Exercise → Transcribe the listing exactly, leaving out every picture.

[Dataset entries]
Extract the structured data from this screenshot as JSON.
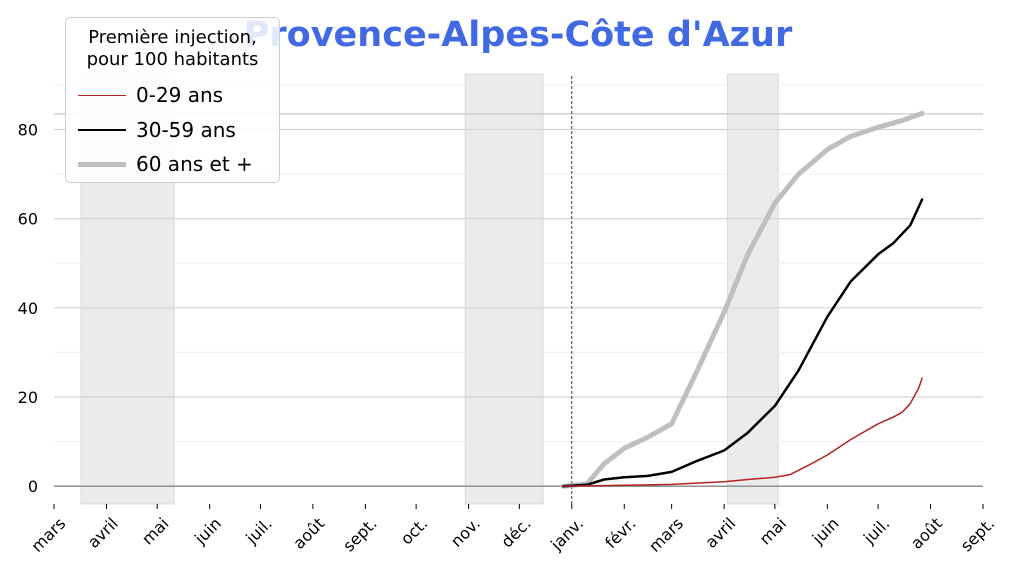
{
  "chart_data": {
    "type": "line",
    "title": "Provence-Alpes-Côte d'Azur",
    "legend_title": [
      "Première injection,",
      "pour 100 habitants"
    ],
    "legend_position": "top-left",
    "ylim": [
      -4,
      92
    ],
    "yticks": [
      0,
      20,
      40,
      60,
      80
    ],
    "xlim": [
      "2020-03-01",
      "2021-09-01"
    ],
    "xticks": [
      {
        "date": "2020-03-01",
        "label": "mars"
      },
      {
        "date": "2020-04-01",
        "label": "avril"
      },
      {
        "date": "2020-05-01",
        "label": "mai"
      },
      {
        "date": "2020-06-01",
        "label": "juin"
      },
      {
        "date": "2020-07-01",
        "label": "juil."
      },
      {
        "date": "2020-08-01",
        "label": "août"
      },
      {
        "date": "2020-09-01",
        "label": "sept."
      },
      {
        "date": "2020-10-01",
        "label": "oct."
      },
      {
        "date": "2020-11-01",
        "label": "nov."
      },
      {
        "date": "2020-12-01",
        "label": "déc."
      },
      {
        "date": "2021-01-01",
        "label": "janv."
      },
      {
        "date": "2021-02-01",
        "label": "févr."
      },
      {
        "date": "2021-03-01",
        "label": "mars"
      },
      {
        "date": "2021-04-01",
        "label": "avril"
      },
      {
        "date": "2021-05-01",
        "label": "mai"
      },
      {
        "date": "2021-06-01",
        "label": "juin"
      },
      {
        "date": "2021-07-01",
        "label": "juil."
      },
      {
        "date": "2021-08-01",
        "label": "août"
      },
      {
        "date": "2021-09-01",
        "label": "sept."
      }
    ],
    "grid": true,
    "reference_line_y": 83.5,
    "vertical_marker_date": "2021-01-01",
    "shaded_periods": [
      {
        "start": "2020-03-17",
        "end": "2020-05-11"
      },
      {
        "start": "2020-10-30",
        "end": "2020-12-15"
      },
      {
        "start": "2021-04-03",
        "end": "2021-05-03"
      }
    ],
    "series": [
      {
        "name": "0-29 ans",
        "color": "#b22222",
        "width": 1.5,
        "points": [
          [
            "2020-12-27",
            0.0
          ],
          [
            "2021-01-15",
            0.1
          ],
          [
            "2021-02-01",
            0.2
          ],
          [
            "2021-03-01",
            0.4
          ],
          [
            "2021-04-01",
            1.0
          ],
          [
            "2021-04-15",
            1.5
          ],
          [
            "2021-05-01",
            2.0
          ],
          [
            "2021-05-10",
            2.6
          ],
          [
            "2021-05-20",
            4.5
          ],
          [
            "2021-06-01",
            7.0
          ],
          [
            "2021-06-15",
            10.5
          ],
          [
            "2021-07-01",
            14.0
          ],
          [
            "2021-07-10",
            15.5
          ],
          [
            "2021-07-15",
            16.5
          ],
          [
            "2021-07-20",
            18.5
          ],
          [
            "2021-07-25",
            22.0
          ],
          [
            "2021-07-27",
            24.2
          ]
        ]
      },
      {
        "name": "30-59 ans",
        "color": "#000000",
        "width": 2.5,
        "points": [
          [
            "2020-12-27",
            0.0
          ],
          [
            "2021-01-10",
            0.3
          ],
          [
            "2021-01-20",
            1.5
          ],
          [
            "2021-02-01",
            2.0
          ],
          [
            "2021-02-15",
            2.3
          ],
          [
            "2021-03-01",
            3.2
          ],
          [
            "2021-03-15",
            5.5
          ],
          [
            "2021-04-01",
            8.0
          ],
          [
            "2021-04-15",
            12.0
          ],
          [
            "2021-05-01",
            18.0
          ],
          [
            "2021-05-15",
            26.0
          ],
          [
            "2021-06-01",
            38.0
          ],
          [
            "2021-06-15",
            46.0
          ],
          [
            "2021-07-01",
            52.0
          ],
          [
            "2021-07-10",
            54.5
          ],
          [
            "2021-07-20",
            58.5
          ],
          [
            "2021-07-27",
            64.3
          ]
        ]
      },
      {
        "name": "60 ans et +",
        "color": "#bfbfbf",
        "width": 5,
        "points": [
          [
            "2020-12-27",
            0.0
          ],
          [
            "2021-01-10",
            0.5
          ],
          [
            "2021-01-20",
            5.0
          ],
          [
            "2021-02-01",
            8.5
          ],
          [
            "2021-02-15",
            11.0
          ],
          [
            "2021-03-01",
            14.0
          ],
          [
            "2021-03-15",
            25.0
          ],
          [
            "2021-04-01",
            39.0
          ],
          [
            "2021-04-15",
            52.0
          ],
          [
            "2021-05-01",
            63.5
          ],
          [
            "2021-05-15",
            70.0
          ],
          [
            "2021-06-01",
            75.5
          ],
          [
            "2021-06-15",
            78.5
          ],
          [
            "2021-07-01",
            80.5
          ],
          [
            "2021-07-15",
            82.0
          ],
          [
            "2021-07-27",
            83.6
          ]
        ]
      }
    ]
  }
}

Solution below →
Extract the structured data from this screenshot as JSON.
{
  "chart_data": {
    "type": "line",
    "title": "Provence-Alpes-Côte d'Azur",
    "legend_title": [
      "Première injection,",
      "pour 100 habitants"
    ],
    "legend_position": "top-left",
    "ylim": [
      -4,
      92
    ],
    "yticks": [
      0,
      20,
      40,
      60,
      80
    ],
    "xlim": [
      "2020-03-01",
      "2021-09-01"
    ],
    "xticks": [
      {
        "date": "2020-03-01",
        "label": "mars"
      },
      {
        "date": "2020-04-01",
        "label": "avril"
      },
      {
        "date": "2020-05-01",
        "label": "mai"
      },
      {
        "date": "2020-06-01",
        "label": "juin"
      },
      {
        "date": "2020-07-01",
        "label": "juil."
      },
      {
        "date": "2020-08-01",
        "label": "août"
      },
      {
        "date": "2020-09-01",
        "label": "sept."
      },
      {
        "date": "2020-10-01",
        "label": "oct."
      },
      {
        "date": "2020-11-01",
        "label": "nov."
      },
      {
        "date": "2020-12-01",
        "label": "déc."
      },
      {
        "date": "2021-01-01",
        "label": "janv."
      },
      {
        "date": "2021-02-01",
        "label": "févr."
      },
      {
        "date": "2021-03-01",
        "label": "mars"
      },
      {
        "date": "2021-04-01",
        "label": "avril"
      },
      {
        "date": "2021-05-01",
        "label": "mai"
      },
      {
        "date": "2021-06-01",
        "label": "juin"
      },
      {
        "date": "2021-07-01",
        "label": "juil."
      },
      {
        "date": "2021-08-01",
        "label": "août"
      },
      {
        "date": "2021-09-01",
        "label": "sept."
      }
    ],
    "grid": true,
    "reference_line_y": 83.5,
    "vertical_marker_date": "2021-01-01",
    "shaded_periods": [
      {
        "start": "2020-03-17",
        "end": "2020-05-11"
      },
      {
        "start": "2020-10-30",
        "end": "2020-12-15"
      },
      {
        "start": "2021-04-03",
        "end": "2021-05-03"
      }
    ],
    "series": [
      {
        "name": "0-29 ans",
        "color": "#b22222",
        "width": 1.5,
        "points": [
          [
            "2020-12-27",
            0.0
          ],
          [
            "2021-01-15",
            0.1
          ],
          [
            "2021-02-01",
            0.2
          ],
          [
            "2021-03-01",
            0.4
          ],
          [
            "2021-04-01",
            1.0
          ],
          [
            "2021-04-15",
            1.5
          ],
          [
            "2021-05-01",
            2.0
          ],
          [
            "2021-05-10",
            2.6
          ],
          [
            "2021-05-20",
            4.5
          ],
          [
            "2021-06-01",
            7.0
          ],
          [
            "2021-06-15",
            10.5
          ],
          [
            "2021-07-01",
            14.0
          ],
          [
            "2021-07-10",
            15.5
          ],
          [
            "2021-07-15",
            16.5
          ],
          [
            "2021-07-20",
            18.5
          ],
          [
            "2021-07-25",
            22.0
          ],
          [
            "2021-07-27",
            24.2
          ]
        ]
      },
      {
        "name": "30-59 ans",
        "color": "#000000",
        "width": 2.5,
        "points": [
          [
            "2020-12-27",
            0.0
          ],
          [
            "2021-01-10",
            0.3
          ],
          [
            "2021-01-20",
            1.5
          ],
          [
            "2021-02-01",
            2.0
          ],
          [
            "2021-02-15",
            2.3
          ],
          [
            "2021-03-01",
            3.2
          ],
          [
            "2021-03-15",
            5.5
          ],
          [
            "2021-04-01",
            8.0
          ],
          [
            "2021-04-15",
            12.0
          ],
          [
            "2021-05-01",
            18.0
          ],
          [
            "2021-05-15",
            26.0
          ],
          [
            "2021-06-01",
            38.0
          ],
          [
            "2021-06-15",
            46.0
          ],
          [
            "2021-07-01",
            52.0
          ],
          [
            "2021-07-10",
            54.5
          ],
          [
            "2021-07-20",
            58.5
          ],
          [
            "2021-07-27",
            64.3
          ]
        ]
      },
      {
        "name": "60 ans et +",
        "color": "#bfbfbf",
        "width": 5,
        "points": [
          [
            "2020-12-27",
            0.0
          ],
          [
            "2021-01-10",
            0.5
          ],
          [
            "2021-01-20",
            5.0
          ],
          [
            "2021-02-01",
            8.5
          ],
          [
            "2021-02-15",
            11.0
          ],
          [
            "2021-03-01",
            14.0
          ],
          [
            "2021-03-15",
            25.0
          ],
          [
            "2021-04-01",
            39.0
          ],
          [
            "2021-04-15",
            52.0
          ],
          [
            "2021-05-01",
            63.5
          ],
          [
            "2021-05-15",
            70.0
          ],
          [
            "2021-06-01",
            75.5
          ],
          [
            "2021-06-15",
            78.5
          ],
          [
            "2021-07-01",
            80.5
          ],
          [
            "2021-07-15",
            82.0
          ],
          [
            "2021-07-27",
            83.6
          ]
        ]
      }
    ]
  }
}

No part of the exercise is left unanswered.